Goal: Select the lines that contain "schematic" and copy each of them.

Given data:
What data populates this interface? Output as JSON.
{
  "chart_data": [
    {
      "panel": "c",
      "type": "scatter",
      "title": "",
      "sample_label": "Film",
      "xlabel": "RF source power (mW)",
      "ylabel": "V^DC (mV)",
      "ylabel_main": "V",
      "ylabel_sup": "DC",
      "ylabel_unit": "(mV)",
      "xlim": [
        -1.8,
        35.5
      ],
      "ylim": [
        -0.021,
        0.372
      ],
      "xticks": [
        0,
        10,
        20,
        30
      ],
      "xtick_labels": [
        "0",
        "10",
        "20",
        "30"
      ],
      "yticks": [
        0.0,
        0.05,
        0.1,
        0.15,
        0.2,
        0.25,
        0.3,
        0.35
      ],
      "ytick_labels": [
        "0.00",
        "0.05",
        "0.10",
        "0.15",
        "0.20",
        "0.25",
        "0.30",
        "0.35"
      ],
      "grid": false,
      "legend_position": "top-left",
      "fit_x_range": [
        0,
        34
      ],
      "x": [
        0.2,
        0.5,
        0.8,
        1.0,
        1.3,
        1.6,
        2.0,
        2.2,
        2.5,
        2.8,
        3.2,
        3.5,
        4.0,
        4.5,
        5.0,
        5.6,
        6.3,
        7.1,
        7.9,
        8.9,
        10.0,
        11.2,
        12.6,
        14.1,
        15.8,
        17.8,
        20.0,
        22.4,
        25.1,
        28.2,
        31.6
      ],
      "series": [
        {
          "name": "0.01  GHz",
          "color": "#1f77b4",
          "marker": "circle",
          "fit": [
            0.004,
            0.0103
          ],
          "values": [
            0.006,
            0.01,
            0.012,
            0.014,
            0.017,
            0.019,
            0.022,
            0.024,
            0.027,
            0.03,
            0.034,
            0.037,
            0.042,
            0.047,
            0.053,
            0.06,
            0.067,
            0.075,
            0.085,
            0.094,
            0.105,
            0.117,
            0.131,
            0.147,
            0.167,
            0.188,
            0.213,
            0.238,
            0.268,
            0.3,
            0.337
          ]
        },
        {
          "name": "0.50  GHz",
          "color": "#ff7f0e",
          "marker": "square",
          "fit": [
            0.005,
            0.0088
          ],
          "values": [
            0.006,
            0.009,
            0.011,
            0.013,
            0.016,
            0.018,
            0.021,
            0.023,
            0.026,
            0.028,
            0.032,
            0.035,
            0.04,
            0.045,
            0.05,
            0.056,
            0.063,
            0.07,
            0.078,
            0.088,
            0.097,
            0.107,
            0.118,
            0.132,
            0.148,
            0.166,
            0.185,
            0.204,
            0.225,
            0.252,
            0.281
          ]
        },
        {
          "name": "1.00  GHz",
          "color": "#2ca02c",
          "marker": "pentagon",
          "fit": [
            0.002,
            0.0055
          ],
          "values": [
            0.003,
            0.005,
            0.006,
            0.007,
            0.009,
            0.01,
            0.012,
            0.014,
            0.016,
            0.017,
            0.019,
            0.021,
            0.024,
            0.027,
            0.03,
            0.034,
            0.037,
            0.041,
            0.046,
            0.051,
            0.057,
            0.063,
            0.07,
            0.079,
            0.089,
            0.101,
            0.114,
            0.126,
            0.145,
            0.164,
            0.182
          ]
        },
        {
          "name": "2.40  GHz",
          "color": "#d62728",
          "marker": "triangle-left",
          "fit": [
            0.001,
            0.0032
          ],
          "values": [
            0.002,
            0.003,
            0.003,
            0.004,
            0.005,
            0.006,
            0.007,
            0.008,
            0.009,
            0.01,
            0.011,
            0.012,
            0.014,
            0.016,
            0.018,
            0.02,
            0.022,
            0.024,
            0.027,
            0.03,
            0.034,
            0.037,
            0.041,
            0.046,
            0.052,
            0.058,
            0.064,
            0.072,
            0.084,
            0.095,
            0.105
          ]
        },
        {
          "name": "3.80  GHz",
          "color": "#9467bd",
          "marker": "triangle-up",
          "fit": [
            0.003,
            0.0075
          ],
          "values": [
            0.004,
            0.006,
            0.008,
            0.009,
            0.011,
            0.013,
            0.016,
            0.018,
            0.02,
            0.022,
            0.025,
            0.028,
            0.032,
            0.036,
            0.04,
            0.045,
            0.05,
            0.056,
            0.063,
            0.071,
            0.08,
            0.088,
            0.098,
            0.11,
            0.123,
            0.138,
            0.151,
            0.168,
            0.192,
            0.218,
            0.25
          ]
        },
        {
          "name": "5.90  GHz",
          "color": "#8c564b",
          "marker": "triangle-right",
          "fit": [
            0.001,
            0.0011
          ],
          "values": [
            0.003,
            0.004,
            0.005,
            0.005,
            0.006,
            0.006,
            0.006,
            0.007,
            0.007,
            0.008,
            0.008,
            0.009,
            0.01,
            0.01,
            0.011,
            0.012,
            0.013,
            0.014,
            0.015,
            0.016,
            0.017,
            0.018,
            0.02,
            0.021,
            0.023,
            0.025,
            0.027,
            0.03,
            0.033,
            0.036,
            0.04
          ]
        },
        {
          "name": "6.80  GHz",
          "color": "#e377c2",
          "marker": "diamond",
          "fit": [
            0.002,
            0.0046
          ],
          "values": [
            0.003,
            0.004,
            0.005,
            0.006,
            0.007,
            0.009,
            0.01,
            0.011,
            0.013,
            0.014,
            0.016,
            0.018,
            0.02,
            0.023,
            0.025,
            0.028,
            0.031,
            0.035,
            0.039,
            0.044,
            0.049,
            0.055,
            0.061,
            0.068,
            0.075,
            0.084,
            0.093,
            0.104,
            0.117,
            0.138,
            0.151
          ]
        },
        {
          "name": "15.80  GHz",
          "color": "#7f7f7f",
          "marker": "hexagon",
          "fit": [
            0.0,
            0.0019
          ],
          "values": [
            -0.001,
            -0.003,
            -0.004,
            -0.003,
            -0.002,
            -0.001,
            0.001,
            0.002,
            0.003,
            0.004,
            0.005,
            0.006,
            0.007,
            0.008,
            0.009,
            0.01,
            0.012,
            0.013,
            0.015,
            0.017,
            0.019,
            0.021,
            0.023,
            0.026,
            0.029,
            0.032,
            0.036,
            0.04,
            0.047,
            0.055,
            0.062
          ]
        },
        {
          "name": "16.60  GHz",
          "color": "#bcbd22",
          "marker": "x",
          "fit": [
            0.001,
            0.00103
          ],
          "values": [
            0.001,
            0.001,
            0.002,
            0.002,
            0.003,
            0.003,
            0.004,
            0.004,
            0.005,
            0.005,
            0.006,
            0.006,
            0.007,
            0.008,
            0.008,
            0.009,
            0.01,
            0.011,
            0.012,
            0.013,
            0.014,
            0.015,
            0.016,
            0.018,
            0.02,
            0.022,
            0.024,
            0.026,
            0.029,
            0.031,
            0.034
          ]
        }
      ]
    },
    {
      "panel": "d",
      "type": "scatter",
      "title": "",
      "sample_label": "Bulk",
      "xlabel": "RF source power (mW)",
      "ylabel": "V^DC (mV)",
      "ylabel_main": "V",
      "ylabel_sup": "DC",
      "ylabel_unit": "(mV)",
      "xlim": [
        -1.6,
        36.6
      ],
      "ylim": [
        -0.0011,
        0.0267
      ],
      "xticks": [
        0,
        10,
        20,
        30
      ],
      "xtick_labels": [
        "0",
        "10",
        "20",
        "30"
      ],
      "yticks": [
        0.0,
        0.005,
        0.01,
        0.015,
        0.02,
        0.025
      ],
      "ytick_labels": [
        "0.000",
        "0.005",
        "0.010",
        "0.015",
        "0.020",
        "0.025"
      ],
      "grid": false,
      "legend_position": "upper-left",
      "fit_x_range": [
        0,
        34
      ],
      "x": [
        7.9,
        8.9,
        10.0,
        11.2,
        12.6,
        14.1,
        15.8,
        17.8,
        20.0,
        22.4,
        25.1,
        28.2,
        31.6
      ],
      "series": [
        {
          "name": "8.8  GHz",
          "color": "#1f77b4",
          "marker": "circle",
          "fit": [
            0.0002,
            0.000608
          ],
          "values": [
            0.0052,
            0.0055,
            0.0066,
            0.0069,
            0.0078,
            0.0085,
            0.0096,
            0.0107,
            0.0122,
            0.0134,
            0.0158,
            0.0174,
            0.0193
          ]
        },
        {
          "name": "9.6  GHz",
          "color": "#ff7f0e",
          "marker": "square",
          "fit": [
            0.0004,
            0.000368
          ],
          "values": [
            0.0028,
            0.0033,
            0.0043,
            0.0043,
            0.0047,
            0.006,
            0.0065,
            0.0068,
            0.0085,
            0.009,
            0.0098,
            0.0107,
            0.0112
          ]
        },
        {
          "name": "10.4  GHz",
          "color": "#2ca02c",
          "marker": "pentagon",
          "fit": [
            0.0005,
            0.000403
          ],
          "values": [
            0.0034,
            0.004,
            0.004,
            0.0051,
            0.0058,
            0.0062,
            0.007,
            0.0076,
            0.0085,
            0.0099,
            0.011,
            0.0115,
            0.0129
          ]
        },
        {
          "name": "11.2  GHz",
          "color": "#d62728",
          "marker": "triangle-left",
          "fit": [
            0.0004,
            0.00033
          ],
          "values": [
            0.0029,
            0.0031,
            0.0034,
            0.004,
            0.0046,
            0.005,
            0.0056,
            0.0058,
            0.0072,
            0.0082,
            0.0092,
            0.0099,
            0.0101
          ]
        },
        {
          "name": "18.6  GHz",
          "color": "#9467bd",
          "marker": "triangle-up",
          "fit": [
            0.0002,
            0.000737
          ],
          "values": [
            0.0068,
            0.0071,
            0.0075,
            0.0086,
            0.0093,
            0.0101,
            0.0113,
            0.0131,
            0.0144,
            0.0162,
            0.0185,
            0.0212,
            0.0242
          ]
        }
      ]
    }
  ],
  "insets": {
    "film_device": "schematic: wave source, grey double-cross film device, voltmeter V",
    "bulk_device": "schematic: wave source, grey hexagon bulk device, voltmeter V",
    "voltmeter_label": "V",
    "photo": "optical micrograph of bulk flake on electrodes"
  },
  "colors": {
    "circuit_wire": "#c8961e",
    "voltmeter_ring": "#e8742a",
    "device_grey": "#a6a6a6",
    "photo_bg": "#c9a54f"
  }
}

Expected answer:
    "film_device": "schematic: wave source, grey double-cross film device, voltmeter V",
    "bulk_device": "schematic: wave source, grey hexagon bulk device, voltmeter V",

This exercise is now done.